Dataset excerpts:
===
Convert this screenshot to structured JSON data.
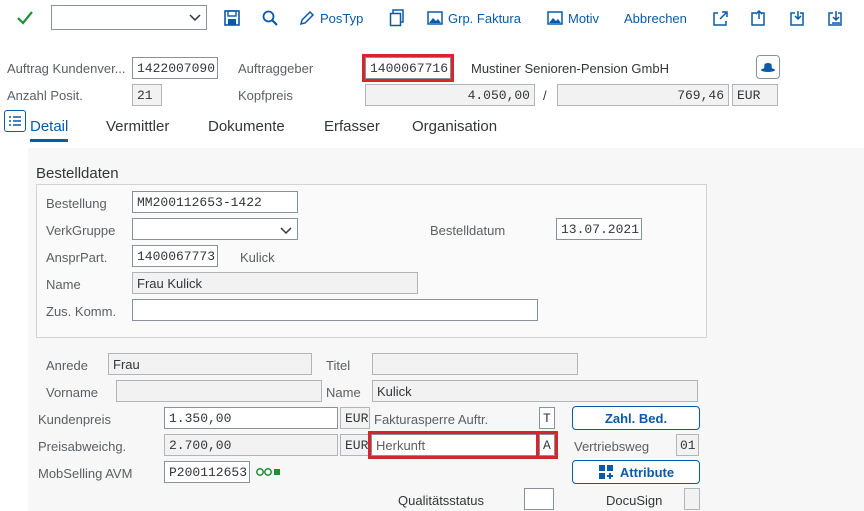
{
  "toolbar": {
    "command_value": "",
    "postyp": "PosTyp",
    "grp_faktura": "Grp. Faktura",
    "motiv": "Motiv",
    "abbrechen": "Abbrechen"
  },
  "header": {
    "auftrag_label": "Auftrag Kundenver...",
    "auftrag_value": "1422007090",
    "auftraggeber_label": "Auftraggeber",
    "auftraggeber_value": "1400067716",
    "auftraggeber_name": "Mustiner Senioren-Pension GmbH",
    "anzahl_label": "Anzahl Posit.",
    "anzahl_value": "21",
    "kopfpreis_label": "Kopfpreis",
    "kopfpreis_value": "4.050,00",
    "separator": "/",
    "kopfpreis_value2": "769,46",
    "currency": "EUR"
  },
  "tabs": [
    {
      "label": "Detail",
      "active": true
    },
    {
      "label": "Vermittler",
      "active": false
    },
    {
      "label": "Dokumente",
      "active": false
    },
    {
      "label": "Erfasser",
      "active": false
    },
    {
      "label": "Organisation",
      "active": false
    }
  ],
  "bestelldaten": {
    "title": "Bestelldaten",
    "bestellung_label": "Bestellung",
    "bestellung_value": "MM200112653-1422",
    "verkgruppe_label": "VerkGruppe",
    "verkgruppe_value": "",
    "bestelldatum_label": "Bestelldatum",
    "bestelldatum_value": "13.07.2021",
    "anspr_label": "AnsprPart.",
    "anspr_value": "1400067773",
    "anspr_name": "Kulick",
    "name_label": "Name",
    "name_value": "Frau Kulick",
    "zuskomm_label": "Zus. Komm.",
    "zuskomm_value": ""
  },
  "person": {
    "anrede_label": "Anrede",
    "anrede_value": "Frau",
    "titel_label": "Titel",
    "titel_value": "",
    "vorname_label": "Vorname",
    "vorname_value": "",
    "name_label": "Name",
    "name_value": "Kulick"
  },
  "pricing": {
    "kundenpreis_label": "Kundenpreis",
    "kundenpreis_value": "1.350,00",
    "kundenpreis_cur": "EUR",
    "fakturasperre_label": "Fakturasperre Auftr.",
    "fakturasperre_value": "T",
    "zahl_bed_button": "Zahl. Bed.",
    "preisabw_label": "Preisabweichg.",
    "preisabw_value": "2.700,00",
    "preisabw_cur": "EUR",
    "herkunft_label": "Herkunft",
    "herkunft_value": "A",
    "vertriebsweg_label": "Vertriebsweg",
    "vertriebsweg_value": "01",
    "mobselling_label": "MobSelling AVM",
    "mobselling_value": "P200112653",
    "attribute_button": "Attribute",
    "qualitaet_label": "Qualitätsstatus",
    "qualitaet_value": "",
    "docusign_label": "DocuSign",
    "docusign_value": ""
  },
  "colors": {
    "accent": "#0a5aa8",
    "highlight": "#d8242b",
    "check": "#1f8f3a"
  }
}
===
[Set task]: Write out the whole listing exactly, and drop the pictures.

[The response]:
Convert this screenshot to structured JSON data.
{
  "toolbar": {
    "command_value": "",
    "postyp": "PosTyp",
    "grp_faktura": "Grp. Faktura",
    "motiv": "Motiv",
    "abbrechen": "Abbrechen"
  },
  "header": {
    "auftrag_label": "Auftrag Kundenver...",
    "auftrag_value": "1422007090",
    "auftraggeber_label": "Auftraggeber",
    "auftraggeber_value": "1400067716",
    "auftraggeber_name": "Mustiner Senioren-Pension GmbH",
    "anzahl_label": "Anzahl Posit.",
    "anzahl_value": "21",
    "kopfpreis_label": "Kopfpreis",
    "kopfpreis_value": "4.050,00",
    "separator": "/",
    "kopfpreis_value2": "769,46",
    "currency": "EUR"
  },
  "tabs": [
    {
      "label": "Detail",
      "active": true
    },
    {
      "label": "Vermittler",
      "active": false
    },
    {
      "label": "Dokumente",
      "active": false
    },
    {
      "label": "Erfasser",
      "active": false
    },
    {
      "label": "Organisation",
      "active": false
    }
  ],
  "bestelldaten": {
    "title": "Bestelldaten",
    "bestellung_label": "Bestellung",
    "bestellung_value": "MM200112653-1422",
    "verkgruppe_label": "VerkGruppe",
    "verkgruppe_value": "",
    "bestelldatum_label": "Bestelldatum",
    "bestelldatum_value": "13.07.2021",
    "anspr_label": "AnsprPart.",
    "anspr_value": "1400067773",
    "anspr_name": "Kulick",
    "name_label": "Name",
    "name_value": "Frau Kulick",
    "zuskomm_label": "Zus. Komm.",
    "zuskomm_value": ""
  },
  "person": {
    "anrede_label": "Anrede",
    "anrede_value": "Frau",
    "titel_label": "Titel",
    "titel_value": "",
    "vorname_label": "Vorname",
    "vorname_value": "",
    "name_label": "Name",
    "name_value": "Kulick"
  },
  "pricing": {
    "kundenpreis_label": "Kundenpreis",
    "kundenpreis_value": "1.350,00",
    "kundenpreis_cur": "EUR",
    "fakturasperre_label": "Fakturasperre Auftr.",
    "fakturasperre_value": "T",
    "zahl_bed_button": "Zahl. Bed.",
    "preisabw_label": "Preisabweichg.",
    "preisabw_value": "2.700,00",
    "preisabw_cur": "EUR",
    "herkunft_label": "Herkunft",
    "herkunft_value": "A",
    "vertriebsweg_label": "Vertriebsweg",
    "vertriebsweg_value": "01",
    "mobselling_label": "MobSelling AVM",
    "mobselling_value": "P200112653",
    "attribute_button": "Attribute",
    "qualitaet_label": "Qualitätsstatus",
    "qualitaet_value": "",
    "docusign_label": "DocuSign",
    "docusign_value": ""
  },
  "colors": {
    "accent": "#0a5aa8",
    "highlight": "#d8242b",
    "check": "#1f8f3a"
  }
}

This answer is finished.